(Texte de la page):
:::::
Comme beaucoup de Jeunes filles pauvres, elle eut, pour survivre, recours à la galanterie. Hélas, sous une élégance indéniable, elle dissimulait des dessous bien modestes. Malgré tout, elle était bien excitante...

Les affaires qui marchaient de mal en pis depuis quatre ou cinq ans, semblaient reprendre vers 1935. Les syndicats mobilisaient quand même leurs troupes, on n'en était pas encore au poing levé, mais cela n'allait pas tarder…

La réputation de Georges Irat, déjà bien entamée, s'évanouissait dans la fumée de ses dernières deux litres, bâtardes à souhait ! Où était-elle passée " La Voiture de l'Elite ".

Inutile d'espérer un retournement de situation, personne, en cette période trouble, ne s'étonnait beaucoup de la disparition d'une marque d'automobiles nombre de constructeurs, et non des moindres, ayant déjà mis la clef sous le paillasson.
:::::
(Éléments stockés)

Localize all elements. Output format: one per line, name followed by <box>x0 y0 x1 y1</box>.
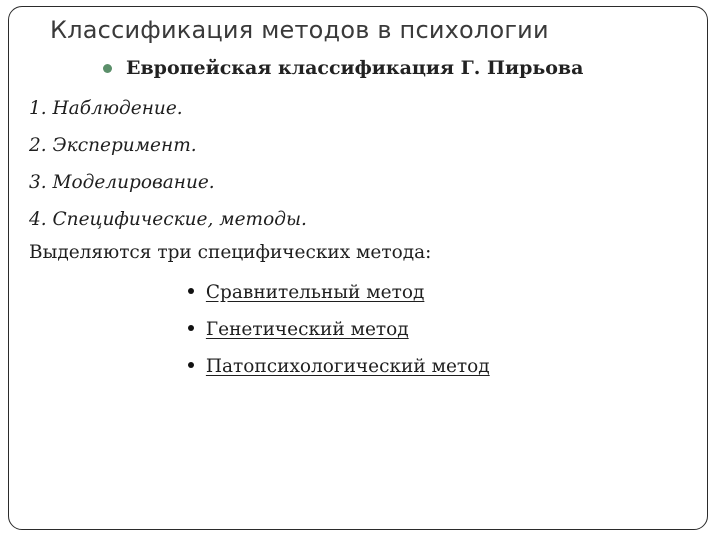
bullet-icon <box>188 325 194 331</box>
bullet-icon <box>188 362 194 368</box>
list-item-modeling: 3. Моделирование. <box>29 172 215 193</box>
list-item-observation: 1. Наблюдение. <box>29 98 183 119</box>
method-item <box>188 315 490 352</box>
subtitle-row <box>103 57 583 79</box>
list-item-specific-methods: 4. Специфические, методы. <box>29 209 307 230</box>
methods-list <box>188 278 490 389</box>
classification-list <box>29 93 307 241</box>
method-item <box>188 352 490 389</box>
list-item-experiment: 2. Эксперимент. <box>29 135 197 156</box>
method-item <box>188 278 490 315</box>
bullet-icon <box>103 64 112 73</box>
method-link-genetic[interactable]: Генетический метод <box>205 319 409 340</box>
bullet-icon <box>188 288 194 294</box>
slide-title: Классификация методов в психологии <box>50 16 549 44</box>
slide-frame <box>8 6 708 530</box>
slide-subtitle: Европейская классификация Г. Пирьова <box>126 57 584 79</box>
method-link-comparative[interactable]: Сравнительный метод <box>205 282 425 303</box>
method-link-pathopsychological[interactable]: Патопсихологический метод <box>205 356 490 377</box>
lead-text: Выделяются три специфических метода: <box>29 242 432 263</box>
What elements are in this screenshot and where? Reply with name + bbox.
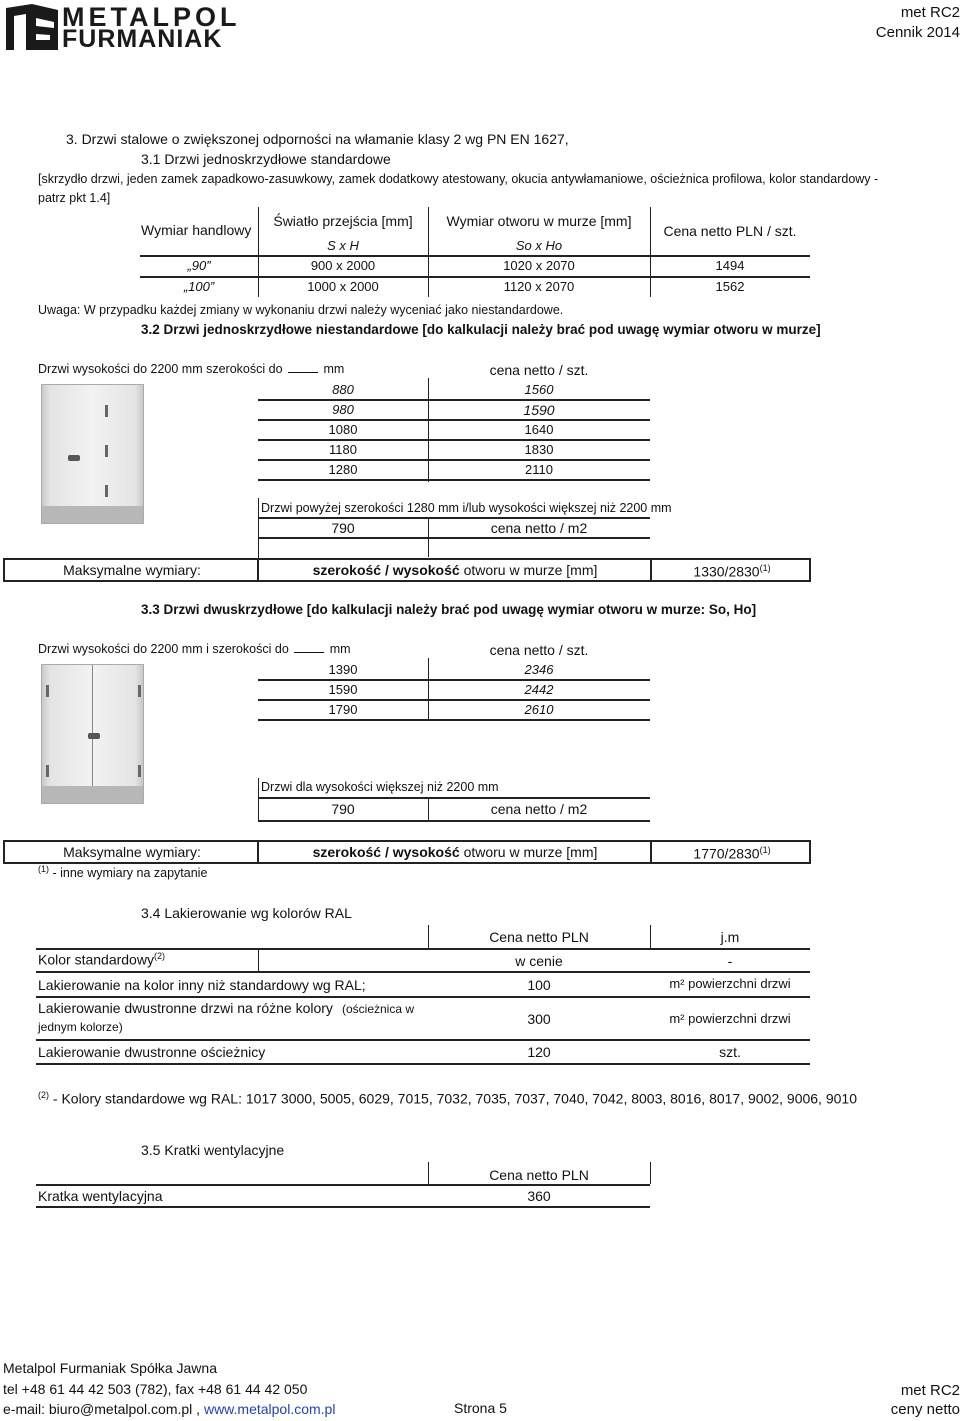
:::::
(Consignes):
**1)** Relevez tous les nombres, écrits en chiffres ou en lettres, qui figurent dans le texte de la page.
**2)** D'après le texte de la page, vers quelle année les affaires semblaient-elles reprendre ?
**3)** Recopiez le passage du texte de la page qui commence par « Comme beaucoup de » et se poursuit jusqu'à « était bien excitante... ».

(Réponses par consigne):
**1)**
quatre
cinq
1935
deux

**2)** Vers 1935.

**3)**
Comme beaucoup de Jeunes filles pauvres, elle eut, pour survivre, recours à la galanterie. Hélas, sous une élégance indéniable, elle dissimulait des dessous bien modestes. Malgré tout, elle était bien excitante...